» **Recorded data**
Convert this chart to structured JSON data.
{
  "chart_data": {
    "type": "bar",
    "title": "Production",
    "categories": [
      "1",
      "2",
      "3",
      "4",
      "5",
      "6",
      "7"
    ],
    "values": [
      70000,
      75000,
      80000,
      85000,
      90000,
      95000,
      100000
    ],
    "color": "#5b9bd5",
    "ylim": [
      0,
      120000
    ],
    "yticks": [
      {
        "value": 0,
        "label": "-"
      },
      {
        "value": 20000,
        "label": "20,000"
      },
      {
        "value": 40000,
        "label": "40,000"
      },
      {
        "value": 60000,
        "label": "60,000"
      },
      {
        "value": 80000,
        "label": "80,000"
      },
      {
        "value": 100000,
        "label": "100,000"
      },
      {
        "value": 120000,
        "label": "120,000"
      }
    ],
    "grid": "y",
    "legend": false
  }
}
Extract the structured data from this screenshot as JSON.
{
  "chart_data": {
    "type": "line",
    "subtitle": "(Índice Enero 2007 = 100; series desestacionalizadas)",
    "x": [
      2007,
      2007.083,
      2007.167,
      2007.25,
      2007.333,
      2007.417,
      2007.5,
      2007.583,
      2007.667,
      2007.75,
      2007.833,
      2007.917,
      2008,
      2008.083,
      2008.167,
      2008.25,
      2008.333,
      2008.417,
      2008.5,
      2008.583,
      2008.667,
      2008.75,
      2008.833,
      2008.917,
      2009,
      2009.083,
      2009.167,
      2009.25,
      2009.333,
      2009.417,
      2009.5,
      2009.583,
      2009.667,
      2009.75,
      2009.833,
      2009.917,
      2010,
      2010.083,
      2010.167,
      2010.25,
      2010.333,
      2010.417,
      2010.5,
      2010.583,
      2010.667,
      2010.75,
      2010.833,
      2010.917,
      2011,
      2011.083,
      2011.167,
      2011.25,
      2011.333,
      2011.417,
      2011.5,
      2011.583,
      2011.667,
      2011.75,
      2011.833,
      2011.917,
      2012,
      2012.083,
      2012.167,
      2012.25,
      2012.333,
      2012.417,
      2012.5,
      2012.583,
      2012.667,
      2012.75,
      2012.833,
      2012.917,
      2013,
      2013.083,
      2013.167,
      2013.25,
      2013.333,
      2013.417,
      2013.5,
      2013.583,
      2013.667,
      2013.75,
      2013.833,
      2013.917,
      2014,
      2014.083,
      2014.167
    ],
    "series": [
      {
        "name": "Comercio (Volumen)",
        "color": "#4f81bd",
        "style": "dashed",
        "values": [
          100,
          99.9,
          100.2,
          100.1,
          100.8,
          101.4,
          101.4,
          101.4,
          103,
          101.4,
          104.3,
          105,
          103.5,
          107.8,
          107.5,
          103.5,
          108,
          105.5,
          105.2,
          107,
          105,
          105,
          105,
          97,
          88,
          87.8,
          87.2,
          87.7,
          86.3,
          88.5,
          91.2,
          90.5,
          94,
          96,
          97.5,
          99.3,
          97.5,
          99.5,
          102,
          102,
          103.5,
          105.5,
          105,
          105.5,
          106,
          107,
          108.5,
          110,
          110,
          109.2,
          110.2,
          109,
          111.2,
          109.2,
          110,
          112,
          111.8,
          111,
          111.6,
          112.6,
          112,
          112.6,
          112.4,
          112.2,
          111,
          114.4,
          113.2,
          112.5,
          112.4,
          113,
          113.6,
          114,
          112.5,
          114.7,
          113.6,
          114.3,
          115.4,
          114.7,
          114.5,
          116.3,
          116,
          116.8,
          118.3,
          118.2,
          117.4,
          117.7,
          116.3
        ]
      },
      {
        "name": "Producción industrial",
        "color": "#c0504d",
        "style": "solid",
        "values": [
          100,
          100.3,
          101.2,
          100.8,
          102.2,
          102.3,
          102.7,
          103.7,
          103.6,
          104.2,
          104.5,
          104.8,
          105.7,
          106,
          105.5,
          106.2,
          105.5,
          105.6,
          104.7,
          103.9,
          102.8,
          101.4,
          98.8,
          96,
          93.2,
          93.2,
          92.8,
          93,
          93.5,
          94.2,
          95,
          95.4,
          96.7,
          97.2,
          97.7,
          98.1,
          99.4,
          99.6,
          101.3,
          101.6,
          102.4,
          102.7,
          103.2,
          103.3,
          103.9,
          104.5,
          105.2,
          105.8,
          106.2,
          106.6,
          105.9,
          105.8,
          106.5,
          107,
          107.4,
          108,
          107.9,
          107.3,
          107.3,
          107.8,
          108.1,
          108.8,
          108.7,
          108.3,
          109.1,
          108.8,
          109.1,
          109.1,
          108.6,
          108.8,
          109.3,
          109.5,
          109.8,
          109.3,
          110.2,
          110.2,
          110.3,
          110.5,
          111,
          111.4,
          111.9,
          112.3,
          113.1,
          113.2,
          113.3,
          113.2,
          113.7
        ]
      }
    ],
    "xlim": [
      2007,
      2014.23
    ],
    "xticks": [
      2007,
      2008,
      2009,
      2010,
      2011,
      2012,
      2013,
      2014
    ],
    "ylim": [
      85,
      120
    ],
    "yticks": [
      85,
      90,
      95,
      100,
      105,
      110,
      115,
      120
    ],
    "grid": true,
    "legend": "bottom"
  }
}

» **TASK TO COMPLETE**
Pick out the lines above containing the word "JSON", then copy them.

» **REPLY TO THE EXERCISE**
Convert this chart to structured JSON data.
Extract the structured data from this screenshot as JSON.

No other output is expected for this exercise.